[Exercise details] Output every line exactly as written. Leave out pictures.

━━━ Entries shown

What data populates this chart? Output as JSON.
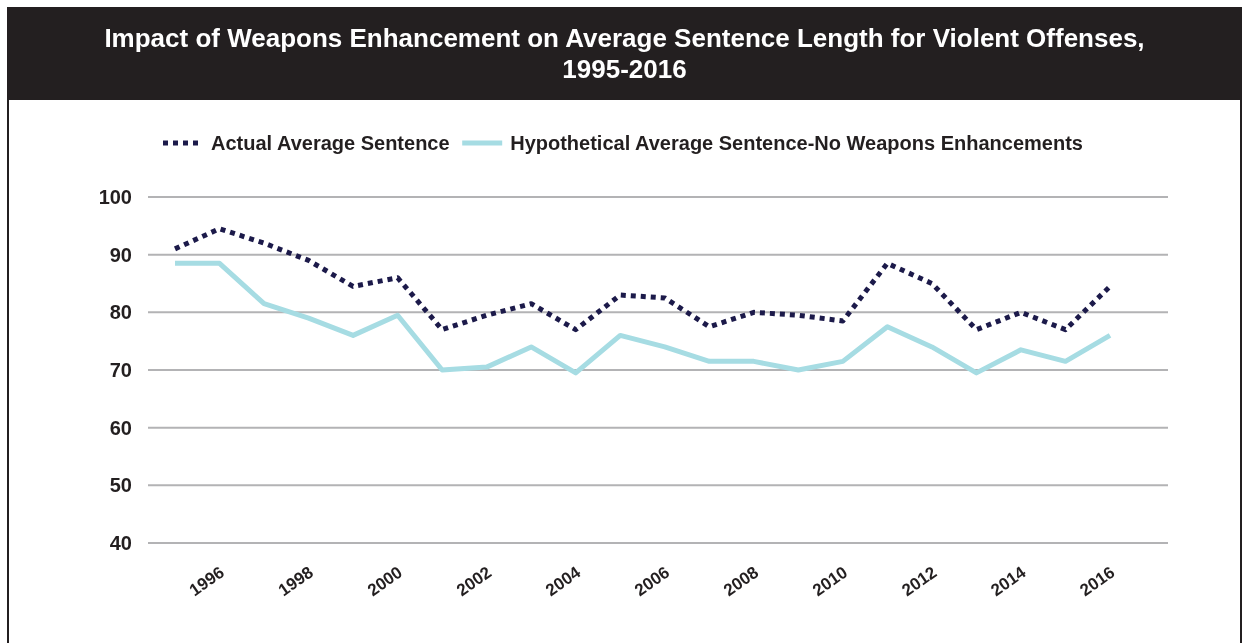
{
  "chart_data": {
    "type": "line",
    "title": "Impact of Weapons Enhancement on Average Sentence Length for Violent Offenses, 1995-2016",
    "categories": [
      null,
      "1996",
      null,
      "1998",
      null,
      "2000",
      null,
      "2002",
      null,
      "2004",
      null,
      "2006",
      null,
      "2008",
      null,
      "2010",
      null,
      "2012",
      null,
      "2014",
      null,
      "2016"
    ],
    "series": [
      {
        "name": "Actual Average Sentence",
        "color": "#1c1a4a",
        "line_style": "dotted",
        "values": [
          91,
          94.5,
          92,
          89,
          84.5,
          86,
          77,
          79.5,
          81.5,
          77,
          83,
          82.5,
          77.5,
          80,
          79.5,
          78.5,
          88.5,
          85,
          77,
          80,
          77,
          84.5
        ]
      },
      {
        "name": "Hypothetical Average Sentence-No Weapons Enhancements",
        "color": "#a6dce3",
        "line_style": "solid",
        "values": [
          88.5,
          88.5,
          81.5,
          79,
          76,
          79.5,
          70,
          70.5,
          74,
          69.5,
          76,
          74,
          71.5,
          71.5,
          70,
          71.5,
          77.5,
          74,
          69.5,
          73.5,
          71.5,
          76
        ]
      }
    ],
    "ylim": [
      40,
      100
    ],
    "yticks": [
      40,
      50,
      60,
      70,
      80,
      90,
      100
    ],
    "grid": "y",
    "legend": "top",
    "marker": "none"
  }
}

━━━━━━

[The result]
What data populates this chart? Output as JSON.
{
  "chart_data": {
    "type": "line",
    "title": "Impact of Weapons Enhancement on Average Sentence Length for Violent Offenses, 1995-2016",
    "categories": [
      null,
      "1996",
      null,
      "1998",
      null,
      "2000",
      null,
      "2002",
      null,
      "2004",
      null,
      "2006",
      null,
      "2008",
      null,
      "2010",
      null,
      "2012",
      null,
      "2014",
      null,
      "2016"
    ],
    "series": [
      {
        "name": "Actual Average Sentence",
        "color": "#1c1a4a",
        "line_style": "dotted",
        "values": [
          91,
          94.5,
          92,
          89,
          84.5,
          86,
          77,
          79.5,
          81.5,
          77,
          83,
          82.5,
          77.5,
          80,
          79.5,
          78.5,
          88.5,
          85,
          77,
          80,
          77,
          84.5
        ]
      },
      {
        "name": "Hypothetical Average Sentence-No Weapons Enhancements",
        "color": "#a6dce3",
        "line_style": "solid",
        "values": [
          88.5,
          88.5,
          81.5,
          79,
          76,
          79.5,
          70,
          70.5,
          74,
          69.5,
          76,
          74,
          71.5,
          71.5,
          70,
          71.5,
          77.5,
          74,
          69.5,
          73.5,
          71.5,
          76
        ]
      }
    ],
    "ylim": [
      40,
      100
    ],
    "yticks": [
      40,
      50,
      60,
      70,
      80,
      90,
      100
    ],
    "grid": "y",
    "legend": "top",
    "marker": "none"
  }
}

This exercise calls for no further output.